-- WRITTEN INSTRUCTION --
Look through the lines below and extract any with the word "гектар".

-- RECORDS FOR PROCESSING --
####

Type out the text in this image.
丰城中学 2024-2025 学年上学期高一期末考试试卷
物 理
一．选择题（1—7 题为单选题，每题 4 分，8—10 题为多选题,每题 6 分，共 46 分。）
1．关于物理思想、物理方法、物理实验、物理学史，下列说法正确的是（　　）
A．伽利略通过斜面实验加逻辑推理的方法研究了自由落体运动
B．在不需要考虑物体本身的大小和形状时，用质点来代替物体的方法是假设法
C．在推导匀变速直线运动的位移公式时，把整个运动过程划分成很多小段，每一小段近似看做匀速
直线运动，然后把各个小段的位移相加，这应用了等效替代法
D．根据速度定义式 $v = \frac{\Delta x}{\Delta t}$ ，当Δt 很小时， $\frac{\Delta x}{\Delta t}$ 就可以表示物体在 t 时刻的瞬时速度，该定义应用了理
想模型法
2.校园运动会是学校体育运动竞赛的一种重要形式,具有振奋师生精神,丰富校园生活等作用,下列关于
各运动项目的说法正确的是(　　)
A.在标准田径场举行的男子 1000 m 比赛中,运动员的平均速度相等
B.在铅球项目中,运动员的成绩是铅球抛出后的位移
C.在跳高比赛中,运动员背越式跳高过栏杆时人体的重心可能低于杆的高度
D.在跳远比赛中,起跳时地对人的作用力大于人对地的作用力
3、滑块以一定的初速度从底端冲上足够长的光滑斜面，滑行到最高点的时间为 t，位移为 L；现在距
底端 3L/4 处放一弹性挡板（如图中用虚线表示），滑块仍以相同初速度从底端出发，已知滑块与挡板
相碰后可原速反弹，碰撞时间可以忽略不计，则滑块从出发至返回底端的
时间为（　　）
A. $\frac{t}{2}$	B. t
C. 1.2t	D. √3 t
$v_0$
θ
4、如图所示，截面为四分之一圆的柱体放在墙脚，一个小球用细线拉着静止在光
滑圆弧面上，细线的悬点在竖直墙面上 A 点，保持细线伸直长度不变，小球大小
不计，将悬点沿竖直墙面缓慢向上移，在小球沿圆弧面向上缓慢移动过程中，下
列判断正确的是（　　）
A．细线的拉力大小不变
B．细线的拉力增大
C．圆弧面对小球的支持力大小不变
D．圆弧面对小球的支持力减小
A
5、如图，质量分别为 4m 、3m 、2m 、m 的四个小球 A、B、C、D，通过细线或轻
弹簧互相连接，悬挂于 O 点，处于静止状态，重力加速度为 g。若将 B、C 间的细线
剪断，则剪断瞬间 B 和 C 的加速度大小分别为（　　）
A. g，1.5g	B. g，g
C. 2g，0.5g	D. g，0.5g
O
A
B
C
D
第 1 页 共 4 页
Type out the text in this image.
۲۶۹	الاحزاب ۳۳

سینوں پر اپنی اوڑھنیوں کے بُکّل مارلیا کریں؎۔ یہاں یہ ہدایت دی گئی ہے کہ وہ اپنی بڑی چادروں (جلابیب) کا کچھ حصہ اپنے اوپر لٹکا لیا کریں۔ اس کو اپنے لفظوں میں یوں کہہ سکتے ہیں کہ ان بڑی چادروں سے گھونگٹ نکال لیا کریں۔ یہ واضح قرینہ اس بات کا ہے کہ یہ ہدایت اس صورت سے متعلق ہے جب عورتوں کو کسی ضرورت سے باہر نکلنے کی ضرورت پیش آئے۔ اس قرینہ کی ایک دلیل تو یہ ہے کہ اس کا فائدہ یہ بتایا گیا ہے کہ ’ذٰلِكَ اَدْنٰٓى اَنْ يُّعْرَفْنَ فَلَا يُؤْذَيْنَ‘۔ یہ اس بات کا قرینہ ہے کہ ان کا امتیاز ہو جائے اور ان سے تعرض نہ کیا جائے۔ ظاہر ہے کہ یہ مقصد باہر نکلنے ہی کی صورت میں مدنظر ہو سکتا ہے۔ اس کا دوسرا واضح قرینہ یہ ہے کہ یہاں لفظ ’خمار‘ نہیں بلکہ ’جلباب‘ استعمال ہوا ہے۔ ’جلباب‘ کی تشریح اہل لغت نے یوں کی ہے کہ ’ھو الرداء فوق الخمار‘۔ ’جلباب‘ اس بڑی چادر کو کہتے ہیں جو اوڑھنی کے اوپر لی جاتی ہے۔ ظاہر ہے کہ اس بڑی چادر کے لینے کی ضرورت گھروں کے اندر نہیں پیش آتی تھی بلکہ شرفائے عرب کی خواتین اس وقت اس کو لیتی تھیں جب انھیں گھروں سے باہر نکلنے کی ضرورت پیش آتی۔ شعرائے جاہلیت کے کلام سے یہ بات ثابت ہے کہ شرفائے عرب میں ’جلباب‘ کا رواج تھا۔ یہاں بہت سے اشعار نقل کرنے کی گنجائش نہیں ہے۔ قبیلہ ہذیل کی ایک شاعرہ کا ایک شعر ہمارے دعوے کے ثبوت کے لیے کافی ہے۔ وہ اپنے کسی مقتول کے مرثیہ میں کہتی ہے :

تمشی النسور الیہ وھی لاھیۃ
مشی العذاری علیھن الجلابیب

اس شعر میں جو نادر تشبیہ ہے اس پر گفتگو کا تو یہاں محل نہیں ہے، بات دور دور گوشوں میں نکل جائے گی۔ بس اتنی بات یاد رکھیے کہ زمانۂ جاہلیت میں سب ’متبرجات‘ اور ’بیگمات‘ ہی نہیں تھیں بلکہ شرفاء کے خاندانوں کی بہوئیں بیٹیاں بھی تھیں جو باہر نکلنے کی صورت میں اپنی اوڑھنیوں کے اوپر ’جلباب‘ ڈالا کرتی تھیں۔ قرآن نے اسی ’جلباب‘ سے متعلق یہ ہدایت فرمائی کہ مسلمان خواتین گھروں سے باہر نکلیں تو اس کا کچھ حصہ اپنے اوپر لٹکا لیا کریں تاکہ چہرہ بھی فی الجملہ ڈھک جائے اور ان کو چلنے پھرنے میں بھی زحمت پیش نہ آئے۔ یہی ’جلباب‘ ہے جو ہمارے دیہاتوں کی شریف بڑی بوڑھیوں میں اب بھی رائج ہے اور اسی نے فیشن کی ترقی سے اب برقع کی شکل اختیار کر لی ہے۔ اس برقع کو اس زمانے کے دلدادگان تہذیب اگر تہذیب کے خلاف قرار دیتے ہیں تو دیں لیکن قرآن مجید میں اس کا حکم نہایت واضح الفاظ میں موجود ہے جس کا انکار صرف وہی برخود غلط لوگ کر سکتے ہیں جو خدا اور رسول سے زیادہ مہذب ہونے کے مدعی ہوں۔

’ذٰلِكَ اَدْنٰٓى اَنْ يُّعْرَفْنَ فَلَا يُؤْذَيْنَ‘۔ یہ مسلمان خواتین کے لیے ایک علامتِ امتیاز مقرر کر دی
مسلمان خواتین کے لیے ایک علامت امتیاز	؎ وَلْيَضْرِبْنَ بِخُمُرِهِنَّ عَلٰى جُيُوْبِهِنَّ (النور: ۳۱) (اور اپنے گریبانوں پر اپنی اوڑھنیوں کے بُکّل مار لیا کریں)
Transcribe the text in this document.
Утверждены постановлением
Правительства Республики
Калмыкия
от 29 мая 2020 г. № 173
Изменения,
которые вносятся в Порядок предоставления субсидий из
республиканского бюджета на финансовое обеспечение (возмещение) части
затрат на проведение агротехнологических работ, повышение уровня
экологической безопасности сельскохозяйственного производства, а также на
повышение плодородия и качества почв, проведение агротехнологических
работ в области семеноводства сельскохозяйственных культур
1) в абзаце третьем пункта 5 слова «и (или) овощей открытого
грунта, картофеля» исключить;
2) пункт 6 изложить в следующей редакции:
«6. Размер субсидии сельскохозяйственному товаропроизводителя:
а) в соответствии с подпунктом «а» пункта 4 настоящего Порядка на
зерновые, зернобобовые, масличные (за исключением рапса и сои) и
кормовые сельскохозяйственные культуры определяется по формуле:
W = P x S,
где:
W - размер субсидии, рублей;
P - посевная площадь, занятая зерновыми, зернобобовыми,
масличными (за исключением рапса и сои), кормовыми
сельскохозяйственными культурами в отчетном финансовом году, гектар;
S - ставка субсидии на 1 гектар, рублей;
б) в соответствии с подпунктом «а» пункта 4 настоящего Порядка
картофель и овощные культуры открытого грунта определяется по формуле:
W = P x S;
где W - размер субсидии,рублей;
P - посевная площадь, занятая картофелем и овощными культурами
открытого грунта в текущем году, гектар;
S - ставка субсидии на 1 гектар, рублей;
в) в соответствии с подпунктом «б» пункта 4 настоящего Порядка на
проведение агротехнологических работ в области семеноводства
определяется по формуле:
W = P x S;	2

####

-- WRITTEN RESPONSE --
сельскохозяйственными культурами в отчетном финансовом году, гектар;
S - ставка субсидии на 1 гектар, рублей;
открытого грунта в текущем году, гектар;
S - ставка субсидии на 1 гектар, рублей;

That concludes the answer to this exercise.